BEGIN SUPPLIED DATA

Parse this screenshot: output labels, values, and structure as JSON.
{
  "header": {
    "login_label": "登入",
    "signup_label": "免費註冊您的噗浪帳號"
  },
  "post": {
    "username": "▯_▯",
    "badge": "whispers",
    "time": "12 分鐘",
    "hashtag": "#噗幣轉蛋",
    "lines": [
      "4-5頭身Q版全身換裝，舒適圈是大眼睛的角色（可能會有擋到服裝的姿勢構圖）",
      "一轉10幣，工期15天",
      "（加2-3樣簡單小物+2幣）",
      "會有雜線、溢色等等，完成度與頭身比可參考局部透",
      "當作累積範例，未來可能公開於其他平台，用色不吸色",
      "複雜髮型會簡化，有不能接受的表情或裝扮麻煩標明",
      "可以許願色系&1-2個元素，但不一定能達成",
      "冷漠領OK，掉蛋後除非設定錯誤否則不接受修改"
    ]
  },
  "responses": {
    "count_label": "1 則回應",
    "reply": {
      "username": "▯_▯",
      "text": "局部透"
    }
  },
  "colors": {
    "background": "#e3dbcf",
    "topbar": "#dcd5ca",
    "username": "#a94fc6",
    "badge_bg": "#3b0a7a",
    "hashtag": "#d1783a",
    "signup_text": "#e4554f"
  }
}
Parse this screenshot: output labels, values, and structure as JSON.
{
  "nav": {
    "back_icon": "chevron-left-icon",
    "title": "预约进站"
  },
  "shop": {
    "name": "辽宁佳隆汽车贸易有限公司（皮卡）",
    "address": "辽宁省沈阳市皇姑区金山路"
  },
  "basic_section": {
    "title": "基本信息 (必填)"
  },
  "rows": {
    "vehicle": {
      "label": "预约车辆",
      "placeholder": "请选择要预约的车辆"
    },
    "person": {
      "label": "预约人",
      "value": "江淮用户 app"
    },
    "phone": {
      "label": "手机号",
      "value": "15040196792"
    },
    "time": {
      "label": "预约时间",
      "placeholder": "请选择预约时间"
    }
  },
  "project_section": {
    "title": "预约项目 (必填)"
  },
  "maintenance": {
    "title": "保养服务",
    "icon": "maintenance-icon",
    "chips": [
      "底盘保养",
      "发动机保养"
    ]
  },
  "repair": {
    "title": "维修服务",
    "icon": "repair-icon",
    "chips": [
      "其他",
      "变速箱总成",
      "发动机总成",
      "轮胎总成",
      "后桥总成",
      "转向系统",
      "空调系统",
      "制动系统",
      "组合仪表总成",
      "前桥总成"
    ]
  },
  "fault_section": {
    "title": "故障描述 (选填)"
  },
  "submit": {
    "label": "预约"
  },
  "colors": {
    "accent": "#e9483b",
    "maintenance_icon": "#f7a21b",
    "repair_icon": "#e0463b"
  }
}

END SUPPLIED DATA

**SET TASK**
Make an exact copy of the records.

**FULL SOLUTION**
Parse this screenshot: output labels, values, and structure as JSON.
{
  "header": {
    "login_label": "登入",
    "signup_label": "免費註冊您的噗浪帳號"
  },
  "post": {
    "username": "▯_▯",
    "badge": "whispers",
    "time": "12 分鐘",
    "hashtag": "#噗幣轉蛋",
    "lines": [
      "4-5頭身Q版全身換裝，舒適圈是大眼睛的角色（可能會有擋到服裝的姿勢構圖）",
      "一轉10幣，工期15天",
      "（加2-3樣簡單小物+2幣）",
      "會有雜線、溢色等等，完成度與頭身比可參考局部透",
      "當作累積範例，未來可能公開於其他平台，用色不吸色",
      "複雜髮型會簡化，有不能接受的表情或裝扮麻煩標明",
      "可以許願色系&1-2個元素，但不一定能達成",
      "冷漠領OK，掉蛋後除非設定錯誤否則不接受修改"
    ]
  },
  "responses": {
    "count_label": "1 則回應",
    "reply": {
      "username": "▯_▯",
      "text": "局部透"
    }
  },
  "colors": {
    "background": "#e3dbcf",
    "topbar": "#dcd5ca",
    "username": "#a94fc6",
    "badge_bg": "#3b0a7a",
    "hashtag": "#d1783a",
    "signup_text": "#e4554f"
  }
}
Parse this screenshot: output labels, values, and structure as JSON.
{
  "nav": {
    "back_icon": "chevron-left-icon",
    "title": "预约进站"
  },
  "shop": {
    "name": "辽宁佳隆汽车贸易有限公司（皮卡）",
    "address": "辽宁省沈阳市皇姑区金山路"
  },
  "basic_section": {
    "title": "基本信息 (必填)"
  },
  "rows": {
    "vehicle": {
      "label": "预约车辆",
      "placeholder": "请选择要预约的车辆"
    },
    "person": {
      "label": "预约人",
      "value": "江淮用户 app"
    },
    "phone": {
      "label": "手机号",
      "value": "15040196792"
    },
    "time": {
      "label": "预约时间",
      "placeholder": "请选择预约时间"
    }
  },
  "project_section": {
    "title": "预约项目 (必填)"
  },
  "maintenance": {
    "title": "保养服务",
    "icon": "maintenance-icon",
    "chips": [
      "底盘保养",
      "发动机保养"
    ]
  },
  "repair": {
    "title": "维修服务",
    "icon": "repair-icon",
    "chips": [
      "其他",
      "变速箱总成",
      "发动机总成",
      "轮胎总成",
      "后桥总成",
      "转向系统",
      "空调系统",
      "制动系统",
      "组合仪表总成",
      "前桥总成"
    ]
  },
  "fault_section": {
    "title": "故障描述 (选填)"
  },
  "submit": {
    "label": "预约"
  },
  "colors": {
    "accent": "#e9483b",
    "maintenance_icon": "#f7a21b",
    "repair_icon": "#e0463b"
  }
}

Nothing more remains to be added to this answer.